======== Exercise material ========

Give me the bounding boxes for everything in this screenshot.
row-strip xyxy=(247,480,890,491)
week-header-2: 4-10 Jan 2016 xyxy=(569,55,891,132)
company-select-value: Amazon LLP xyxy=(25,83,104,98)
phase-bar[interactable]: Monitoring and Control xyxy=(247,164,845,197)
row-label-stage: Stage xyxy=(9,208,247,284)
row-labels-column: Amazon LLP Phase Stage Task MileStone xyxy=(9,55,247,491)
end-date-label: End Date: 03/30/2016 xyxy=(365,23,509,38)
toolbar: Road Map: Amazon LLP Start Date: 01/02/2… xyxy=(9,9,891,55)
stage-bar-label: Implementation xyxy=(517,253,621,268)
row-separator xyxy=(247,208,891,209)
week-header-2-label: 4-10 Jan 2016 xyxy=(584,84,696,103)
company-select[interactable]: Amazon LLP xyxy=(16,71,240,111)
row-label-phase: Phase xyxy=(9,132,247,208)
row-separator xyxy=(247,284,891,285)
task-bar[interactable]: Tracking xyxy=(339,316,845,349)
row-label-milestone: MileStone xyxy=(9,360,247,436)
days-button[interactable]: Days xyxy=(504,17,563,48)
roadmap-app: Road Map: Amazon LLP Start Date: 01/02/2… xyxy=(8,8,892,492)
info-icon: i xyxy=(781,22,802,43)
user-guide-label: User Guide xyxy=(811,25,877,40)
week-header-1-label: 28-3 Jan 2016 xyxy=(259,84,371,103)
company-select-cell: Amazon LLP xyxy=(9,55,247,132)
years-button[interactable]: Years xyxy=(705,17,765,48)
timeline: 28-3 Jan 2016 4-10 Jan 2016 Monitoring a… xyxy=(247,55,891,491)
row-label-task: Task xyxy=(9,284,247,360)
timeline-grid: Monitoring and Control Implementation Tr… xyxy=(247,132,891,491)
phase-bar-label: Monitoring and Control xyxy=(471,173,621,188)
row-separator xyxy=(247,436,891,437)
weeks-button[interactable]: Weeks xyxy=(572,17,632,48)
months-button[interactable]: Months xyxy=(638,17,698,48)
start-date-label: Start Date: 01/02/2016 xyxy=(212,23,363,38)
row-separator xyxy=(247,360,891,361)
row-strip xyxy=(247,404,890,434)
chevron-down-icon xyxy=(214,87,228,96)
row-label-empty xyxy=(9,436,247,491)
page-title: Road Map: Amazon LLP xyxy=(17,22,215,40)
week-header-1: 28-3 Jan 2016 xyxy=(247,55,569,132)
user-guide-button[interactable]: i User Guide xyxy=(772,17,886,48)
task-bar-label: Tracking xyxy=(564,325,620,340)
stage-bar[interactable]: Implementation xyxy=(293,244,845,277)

========

**Stated exercise**
Set down the data above verbatim, from its first line through the line containing "row-label-empty xyxy=(9,436,247,491)", including both of those lines.

**Solved problem**
Give me the bounding boxes for everything in this screenshot.
row-strip xyxy=(247,480,890,491)
week-header-2: 4-10 Jan 2016 xyxy=(569,55,891,132)
company-select-value: Amazon LLP xyxy=(25,83,104,98)
phase-bar[interactable]: Monitoring and Control xyxy=(247,164,845,197)
row-label-stage: Stage xyxy=(9,208,247,284)
row-labels-column: Amazon LLP Phase Stage Task MileStone xyxy=(9,55,247,491)
end-date-label: End Date: 03/30/2016 xyxy=(365,23,509,38)
toolbar: Road Map: Amazon LLP Start Date: 01/02/2… xyxy=(9,9,891,55)
stage-bar-label: Implementation xyxy=(517,253,621,268)
row-separator xyxy=(247,208,891,209)
week-header-2-label: 4-10 Jan 2016 xyxy=(584,84,696,103)
company-select[interactable]: Amazon LLP xyxy=(16,71,240,111)
row-label-phase: Phase xyxy=(9,132,247,208)
row-separator xyxy=(247,284,891,285)
task-bar[interactable]: Tracking xyxy=(339,316,845,349)
row-label-milestone: MileStone xyxy=(9,360,247,436)
days-button[interactable]: Days xyxy=(504,17,563,48)
roadmap-app: Road Map: Amazon LLP Start Date: 01/02/2… xyxy=(8,8,892,492)
info-icon: i xyxy=(781,22,802,43)
user-guide-label: User Guide xyxy=(811,25,877,40)
week-header-1-label: 28-3 Jan 2016 xyxy=(259,84,371,103)
company-select-cell: Amazon LLP xyxy=(9,55,247,132)
years-button[interactable]: Years xyxy=(705,17,765,48)
timeline: 28-3 Jan 2016 4-10 Jan 2016 Monitoring a… xyxy=(247,55,891,491)
row-label-task: Task xyxy=(9,284,247,360)
timeline-grid: Monitoring and Control Implementation Tr… xyxy=(247,132,891,491)
phase-bar-label: Monitoring and Control xyxy=(471,173,621,188)
row-separator xyxy=(247,436,891,437)
weeks-button[interactable]: Weeks xyxy=(572,17,632,48)
months-button[interactable]: Months xyxy=(638,17,698,48)
start-date-label: Start Date: 01/02/2016 xyxy=(212,23,363,38)
row-separator xyxy=(247,360,891,361)
row-strip xyxy=(247,404,890,434)
chevron-down-icon xyxy=(214,87,228,96)
row-label-empty xyxy=(9,436,247,491)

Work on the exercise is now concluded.